• What you have to do: Find all the lines with "Humánerőforrás" and gather them.

• Records supplied:
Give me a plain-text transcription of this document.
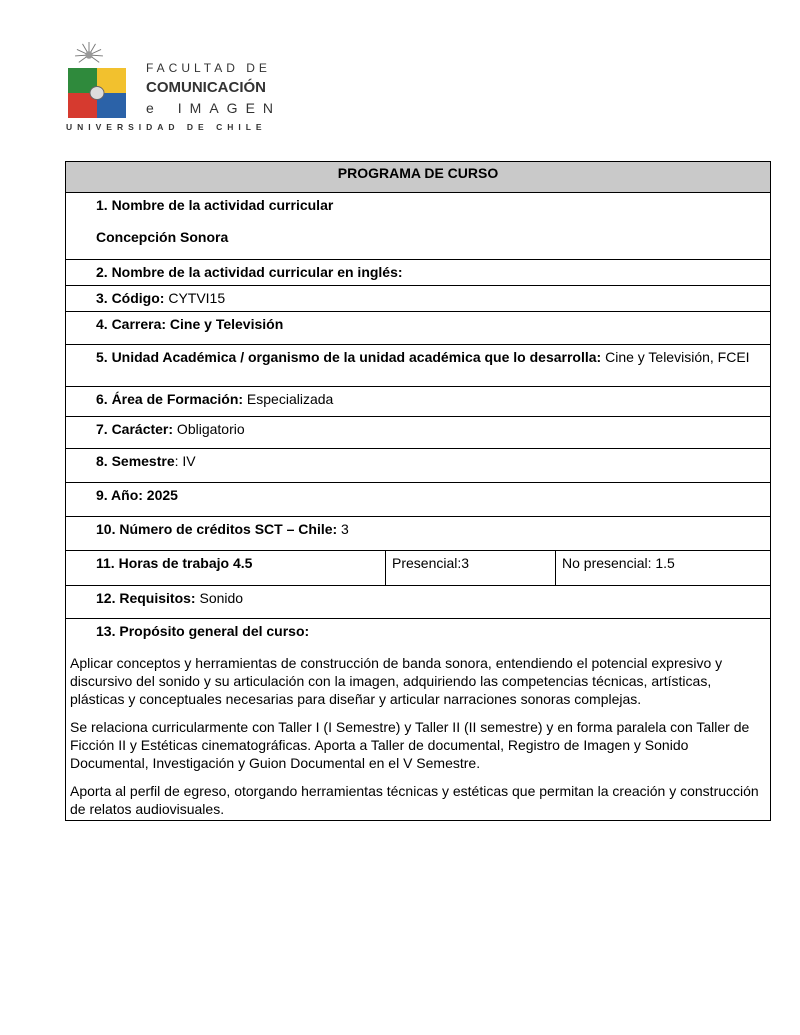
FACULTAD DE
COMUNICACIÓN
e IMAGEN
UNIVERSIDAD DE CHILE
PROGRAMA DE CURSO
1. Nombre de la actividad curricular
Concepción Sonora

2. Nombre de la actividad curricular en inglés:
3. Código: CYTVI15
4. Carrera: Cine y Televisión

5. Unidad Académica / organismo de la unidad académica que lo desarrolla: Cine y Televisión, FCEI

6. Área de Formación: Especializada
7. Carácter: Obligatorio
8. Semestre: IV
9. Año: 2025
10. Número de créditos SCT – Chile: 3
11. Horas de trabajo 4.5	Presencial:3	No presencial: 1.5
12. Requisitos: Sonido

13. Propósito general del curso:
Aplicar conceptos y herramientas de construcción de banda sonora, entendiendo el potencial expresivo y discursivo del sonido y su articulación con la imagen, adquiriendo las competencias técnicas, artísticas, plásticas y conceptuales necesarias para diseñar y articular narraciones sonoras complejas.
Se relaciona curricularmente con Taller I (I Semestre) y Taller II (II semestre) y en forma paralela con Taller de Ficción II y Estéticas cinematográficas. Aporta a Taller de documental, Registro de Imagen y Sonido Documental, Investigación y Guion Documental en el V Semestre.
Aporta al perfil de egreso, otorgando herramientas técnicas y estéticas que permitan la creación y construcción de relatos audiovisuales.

==

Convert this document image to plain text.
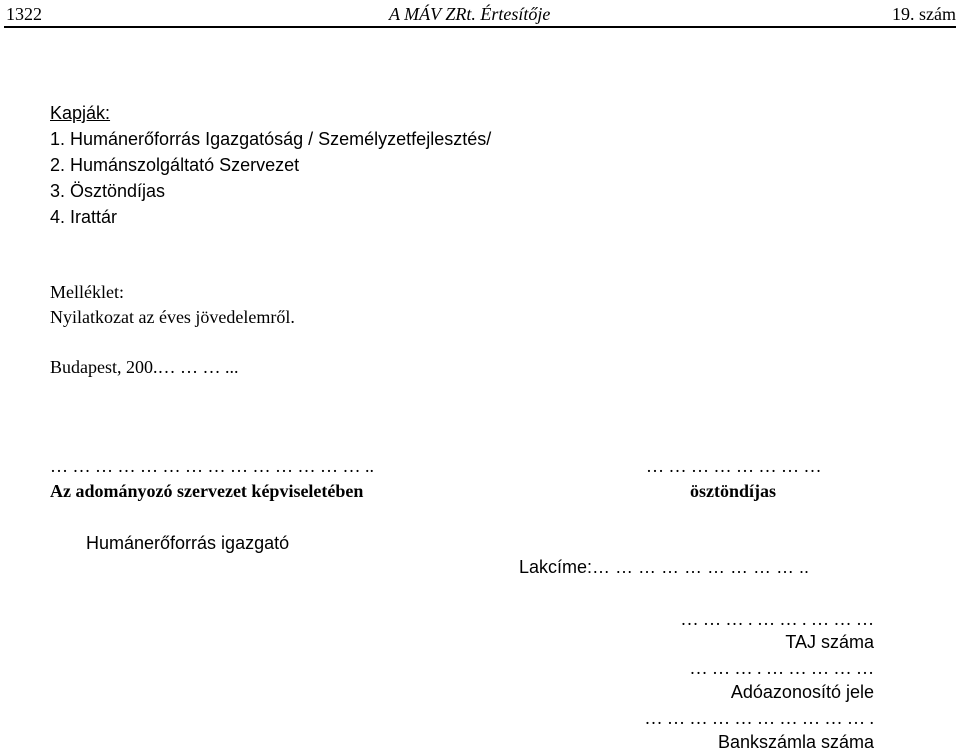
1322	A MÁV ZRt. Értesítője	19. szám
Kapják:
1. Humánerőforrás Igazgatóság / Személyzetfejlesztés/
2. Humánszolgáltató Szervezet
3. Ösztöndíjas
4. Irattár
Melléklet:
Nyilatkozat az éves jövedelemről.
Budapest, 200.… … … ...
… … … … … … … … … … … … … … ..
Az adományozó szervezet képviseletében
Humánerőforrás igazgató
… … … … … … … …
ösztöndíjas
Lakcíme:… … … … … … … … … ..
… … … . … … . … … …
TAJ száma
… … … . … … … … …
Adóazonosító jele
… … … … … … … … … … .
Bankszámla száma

• Solution for this problem:
1. Humánerőforrás Igazgatóság / Személyzetfejlesztés/
Humánerőforrás igazgató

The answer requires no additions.